--- START ---

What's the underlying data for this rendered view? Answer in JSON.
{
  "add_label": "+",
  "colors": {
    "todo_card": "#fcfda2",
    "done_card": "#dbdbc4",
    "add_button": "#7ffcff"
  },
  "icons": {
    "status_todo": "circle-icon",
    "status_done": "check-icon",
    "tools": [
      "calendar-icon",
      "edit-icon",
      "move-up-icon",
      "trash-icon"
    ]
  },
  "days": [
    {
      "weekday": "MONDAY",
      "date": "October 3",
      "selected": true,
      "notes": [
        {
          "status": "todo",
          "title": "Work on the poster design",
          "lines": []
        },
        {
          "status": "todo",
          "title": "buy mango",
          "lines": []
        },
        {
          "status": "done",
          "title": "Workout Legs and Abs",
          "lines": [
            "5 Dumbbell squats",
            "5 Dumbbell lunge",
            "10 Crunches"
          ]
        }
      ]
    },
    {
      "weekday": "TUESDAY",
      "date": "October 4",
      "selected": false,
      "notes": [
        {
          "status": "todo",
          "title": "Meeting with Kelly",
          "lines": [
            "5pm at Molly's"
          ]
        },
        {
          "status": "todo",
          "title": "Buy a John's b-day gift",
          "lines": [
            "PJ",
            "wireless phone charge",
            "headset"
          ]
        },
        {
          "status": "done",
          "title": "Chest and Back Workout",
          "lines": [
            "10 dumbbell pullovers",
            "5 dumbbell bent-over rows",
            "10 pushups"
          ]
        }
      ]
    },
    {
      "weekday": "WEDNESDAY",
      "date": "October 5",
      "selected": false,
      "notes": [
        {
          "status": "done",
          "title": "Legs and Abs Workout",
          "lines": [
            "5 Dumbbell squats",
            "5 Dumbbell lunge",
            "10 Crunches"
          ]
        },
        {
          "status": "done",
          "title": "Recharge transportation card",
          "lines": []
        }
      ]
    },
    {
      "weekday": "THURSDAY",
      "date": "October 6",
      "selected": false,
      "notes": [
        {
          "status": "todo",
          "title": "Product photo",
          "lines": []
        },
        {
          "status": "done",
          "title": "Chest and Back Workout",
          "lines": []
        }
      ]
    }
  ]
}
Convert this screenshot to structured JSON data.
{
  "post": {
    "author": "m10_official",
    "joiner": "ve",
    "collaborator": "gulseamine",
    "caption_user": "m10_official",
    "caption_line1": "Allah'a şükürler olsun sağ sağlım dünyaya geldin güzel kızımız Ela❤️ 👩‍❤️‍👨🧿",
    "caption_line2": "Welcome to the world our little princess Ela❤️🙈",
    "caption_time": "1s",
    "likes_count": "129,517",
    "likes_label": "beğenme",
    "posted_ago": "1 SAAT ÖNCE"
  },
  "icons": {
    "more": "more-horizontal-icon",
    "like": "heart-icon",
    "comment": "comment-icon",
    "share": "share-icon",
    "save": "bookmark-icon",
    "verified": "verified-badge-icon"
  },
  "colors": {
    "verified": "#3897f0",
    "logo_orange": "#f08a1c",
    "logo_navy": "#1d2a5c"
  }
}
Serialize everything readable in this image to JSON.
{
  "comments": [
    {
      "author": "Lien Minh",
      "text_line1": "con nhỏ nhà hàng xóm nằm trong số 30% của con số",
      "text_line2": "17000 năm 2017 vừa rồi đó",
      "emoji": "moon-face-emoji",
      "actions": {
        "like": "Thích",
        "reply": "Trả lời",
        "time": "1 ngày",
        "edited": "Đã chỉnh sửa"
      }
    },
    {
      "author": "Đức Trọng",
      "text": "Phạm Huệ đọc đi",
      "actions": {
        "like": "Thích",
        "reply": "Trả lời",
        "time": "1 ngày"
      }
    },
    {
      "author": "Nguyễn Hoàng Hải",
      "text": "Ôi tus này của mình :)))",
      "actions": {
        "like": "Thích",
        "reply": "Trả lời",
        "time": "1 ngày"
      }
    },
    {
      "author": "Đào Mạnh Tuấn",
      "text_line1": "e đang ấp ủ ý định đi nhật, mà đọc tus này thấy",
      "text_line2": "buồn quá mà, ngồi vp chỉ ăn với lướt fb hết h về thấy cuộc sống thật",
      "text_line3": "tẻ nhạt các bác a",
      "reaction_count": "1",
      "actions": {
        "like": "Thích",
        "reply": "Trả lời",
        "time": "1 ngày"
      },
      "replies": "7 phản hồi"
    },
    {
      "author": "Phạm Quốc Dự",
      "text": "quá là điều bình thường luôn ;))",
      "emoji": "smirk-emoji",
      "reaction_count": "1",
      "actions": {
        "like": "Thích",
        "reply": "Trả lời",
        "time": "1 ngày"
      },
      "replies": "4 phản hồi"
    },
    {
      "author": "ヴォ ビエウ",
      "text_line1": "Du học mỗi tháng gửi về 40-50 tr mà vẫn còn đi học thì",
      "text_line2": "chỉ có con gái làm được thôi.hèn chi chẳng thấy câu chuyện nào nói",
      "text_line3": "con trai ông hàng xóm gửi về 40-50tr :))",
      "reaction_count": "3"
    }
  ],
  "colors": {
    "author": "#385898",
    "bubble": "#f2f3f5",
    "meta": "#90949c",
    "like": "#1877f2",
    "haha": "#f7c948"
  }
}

--- END ---

▸ **CHALLENGE**
All of the entries above must be quoted exactly.

▸ **RESULT BELOW**
What's the underlying data for this rendered view? Answer in JSON.
{
  "add_label": "+",
  "colors": {
    "todo_card": "#fcfda2",
    "done_card": "#dbdbc4",
    "add_button": "#7ffcff"
  },
  "icons": {
    "status_todo": "circle-icon",
    "status_done": "check-icon",
    "tools": [
      "calendar-icon",
      "edit-icon",
      "move-up-icon",
      "trash-icon"
    ]
  },
  "days": [
    {
      "weekday": "MONDAY",
      "date": "October 3",
      "selected": true,
      "notes": [
        {
          "status": "todo",
          "title": "Work on the poster design",
          "lines": []
        },
        {
          "status": "todo",
          "title": "buy mango",
          "lines": []
        },
        {
          "status": "done",
          "title": "Workout Legs and Abs",
          "lines": [
            "5 Dumbbell squats",
            "5 Dumbbell lunge",
            "10 Crunches"
          ]
        }
      ]
    },
    {
      "weekday": "TUESDAY",
      "date": "October 4",
      "selected": false,
      "notes": [
        {
          "status": "todo",
          "title": "Meeting with Kelly",
          "lines": [
            "5pm at Molly's"
          ]
        },
        {
          "status": "todo",
          "title": "Buy a John's b-day gift",
          "lines": [
            "PJ",
            "wireless phone charge",
            "headset"
          ]
        },
        {
          "status": "done",
          "title": "Chest and Back Workout",
          "lines": [
            "10 dumbbell pullovers",
            "5 dumbbell bent-over rows",
            "10 pushups"
          ]
        }
      ]
    },
    {
      "weekday": "WEDNESDAY",
      "date": "October 5",
      "selected": false,
      "notes": [
        {
          "status": "done",
          "title": "Legs and Abs Workout",
          "lines": [
            "5 Dumbbell squats",
            "5 Dumbbell lunge",
            "10 Crunches"
          ]
        },
        {
          "status": "done",
          "title": "Recharge transportation card",
          "lines": []
        }
      ]
    },
    {
      "weekday": "THURSDAY",
      "date": "October 6",
      "selected": false,
      "notes": [
        {
          "status": "todo",
          "title": "Product photo",
          "lines": []
        },
        {
          "status": "done",
          "title": "Chest and Back Workout",
          "lines": []
        }
      ]
    }
  ]
}
Convert this screenshot to structured JSON data.
{
  "post": {
    "author": "m10_official",
    "joiner": "ve",
    "collaborator": "gulseamine",
    "caption_user": "m10_official",
    "caption_line1": "Allah'a şükürler olsun sağ sağlım dünyaya geldin güzel kızımız Ela❤️ 👩‍❤️‍👨🧿",
    "caption_line2": "Welcome to the world our little princess Ela❤️🙈",
    "caption_time": "1s",
    "likes_count": "129,517",
    "likes_label": "beğenme",
    "posted_ago": "1 SAAT ÖNCE"
  },
  "icons": {
    "more": "more-horizontal-icon",
    "like": "heart-icon",
    "comment": "comment-icon",
    "share": "share-icon",
    "save": "bookmark-icon",
    "verified": "verified-badge-icon"
  },
  "colors": {
    "verified": "#3897f0",
    "logo_orange": "#f08a1c",
    "logo_navy": "#1d2a5c"
  }
}
Serialize everything readable in this image to JSON.
{
  "comments": [
    {
      "author": "Lien Minh",
      "text_line1": "con nhỏ nhà hàng xóm nằm trong số 30% của con số",
      "text_line2": "17000 năm 2017 vừa rồi đó",
      "emoji": "moon-face-emoji",
      "actions": {
        "like": "Thích",
        "reply": "Trả lời",
        "time": "1 ngày",
        "edited": "Đã chỉnh sửa"
      }
    },
    {
      "author": "Đức Trọng",
      "text": "Phạm Huệ đọc đi",
      "actions": {
        "like": "Thích",
        "reply": "Trả lời",
        "time": "1 ngày"
      }
    },
    {
      "author": "Nguyễn Hoàng Hải",
      "text": "Ôi tus này của mình :)))",
      "actions": {
        "like": "Thích",
        "reply": "Trả lời",
        "time": "1 ngày"
      }
    },
    {
      "author": "Đào Mạnh Tuấn",
      "text_line1": "e đang ấp ủ ý định đi nhật, mà đọc tus này thấy",
      "text_line2": "buồn quá mà, ngồi vp chỉ ăn với lướt fb hết h về thấy cuộc sống thật",
      "text_line3": "tẻ nhạt các bác a",
      "reaction_count": "1",
      "actions": {
        "like": "Thích",
        "reply": "Trả lời",
        "time": "1 ngày"
      },
      "replies": "7 phản hồi"
    },
    {
      "author": "Phạm Quốc Dự",
      "text": "quá là điều bình thường luôn ;))",
      "emoji": "smirk-emoji",
      "reaction_count": "1",
      "actions": {
        "like": "Thích",
        "reply": "Trả lời",
        "time": "1 ngày"
      },
      "replies": "4 phản hồi"
    },
    {
      "author": "ヴォ ビエウ",
      "text_line1": "Du học mỗi tháng gửi về 40-50 tr mà vẫn còn đi học thì",
      "text_line2": "chỉ có con gái làm được thôi.hèn chi chẳng thấy câu chuyện nào nói",
      "text_line3": "con trai ông hàng xóm gửi về 40-50tr :))",
      "reaction_count": "3"
    }
  ],
  "colors": {
    "author": "#385898",
    "bubble": "#f2f3f5",
    "meta": "#90949c",
    "like": "#1877f2",
    "haha": "#f7c948"
  }
}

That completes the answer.